**EXERCISE DESCRIPTION:**
Write out the listing below without alteration, omitting its pictures.

**RECORDS TO PROCESS:**

□ □ □ □ □

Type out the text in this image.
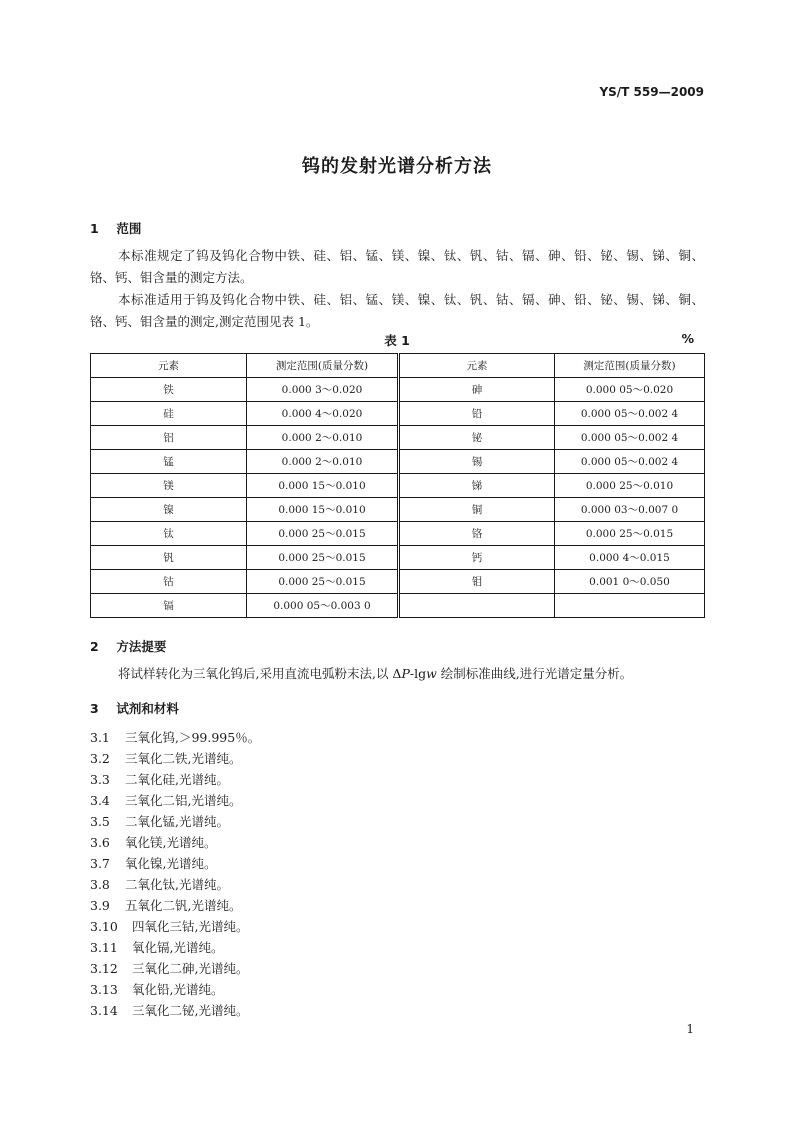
YS/T 559—2009
钨的发射光谱分析方法
1 范围
本标准规定了钨及钨化合物中铁、硅、铝、锰、镁、镍、钛、钒、钴、镉、砷、铅、铋、锡、锑、铜、铬、钙、钼含量的测定方法。
本标准适用于钨及钨化合物中铁、硅、铝、锰、镁、镍、钛、钒、钴、镉、砷、铅、铋、锡、锑、铜、铬、钙、钼含量的测定,测定范围见表 1。
表 1	%
元素	测定范围(质量分数)	元素	测定范围(质量分数)
铁	0.000 3～0.020	砷	0.000 05～0.020
硅	0.000 4～0.020	铅	0.000 05～0.002 4
铝	0.000 2～0.010	铋	0.000 05～0.002 4
锰	0.000 2～0.010	锡	0.000 05～0.002 4
镁	0.000 15～0.010	锑	0.000 25～0.010
镍	0.000 15～0.010	铜	0.000 03～0.007 0
钛	0.000 25～0.015	铬	0.000 25～0.015
钒	0.000 25～0.015	钙	0.000 4～0.015
钴	0.000 25～0.015	钼	0.001 0～0.050
镉	0.000 05～0.003 0		
2 方法提要
将试样转化为三氧化钨后,采用直流电弧粉末法,以 ΔP-lgw 绘制标准曲线,进行光谱定量分析。
3 试剂和材料
3.1 三氧化钨,＞99.995％。
3.2 三氧化二铁,光谱纯。
3.3 二氧化硅,光谱纯。
3.4 三氧化二铝,光谱纯。
3.5 二氧化锰,光谱纯。
3.6 氧化镁,光谱纯。
3.7 氧化镍,光谱纯。
3.8 二氧化钛,光谱纯。
3.9 五氧化二钒,光谱纯。
3.10 四氧化三钴,光谱纯。
3.11 氧化镉,光谱纯。
3.12 三氧化二砷,光谱纯。
3.13 氧化铅,光谱纯。
3.14 三氧化二铋,光谱纯。
1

□ □ □ □ □

**THE RESPONSE:**
Type out the text in this image.
YS/T 559—2009
钨的发射光谱分析方法
1 范围
本标准规定了钨及钨化合物中铁、硅、铝、锰、镁、镍、钛、钒、钴、镉、砷、铅、铋、锡、锑、铜、铬、钙、钼含量的测定方法。
本标准适用于钨及钨化合物中铁、硅、铝、锰、镁、镍、钛、钒、钴、镉、砷、铅、铋、锡、锑、铜、铬、钙、钼含量的测定,测定范围见表 1。
表 1	%
元素	测定范围(质量分数)	元素	测定范围(质量分数)
铁	0.000 3～0.020	砷	0.000 05～0.020
硅	0.000 4～0.020	铅	0.000 05～0.002 4
铝	0.000 2～0.010	铋	0.000 05～0.002 4
锰	0.000 2～0.010	锡	0.000 05～0.002 4
镁	0.000 15～0.010	锑	0.000 25～0.010
镍	0.000 15～0.010	铜	0.000 03～0.007 0
钛	0.000 25～0.015	铬	0.000 25～0.015
钒	0.000 25～0.015	钙	0.000 4～0.015
钴	0.000 25～0.015	钼	0.001 0～0.050
镉	0.000 05～0.003 0		
2 方法提要
将试样转化为三氧化钨后,采用直流电弧粉末法,以 ΔP-lgw 绘制标准曲线,进行光谱定量分析。
3 试剂和材料
3.1 三氧化钨,＞99.995％。
3.2 三氧化二铁,光谱纯。
3.3 二氧化硅,光谱纯。
3.4 三氧化二铝,光谱纯。
3.5 二氧化锰,光谱纯。
3.6 氧化镁,光谱纯。
3.7 氧化镍,光谱纯。
3.8 二氧化钛,光谱纯。
3.9 五氧化二钒,光谱纯。
3.10 四氧化三钴,光谱纯。
3.11 氧化镉,光谱纯。
3.12 三氧化二砷,光谱纯。
3.13 氧化铅,光谱纯。
3.14 三氧化二铋,光谱纯。
1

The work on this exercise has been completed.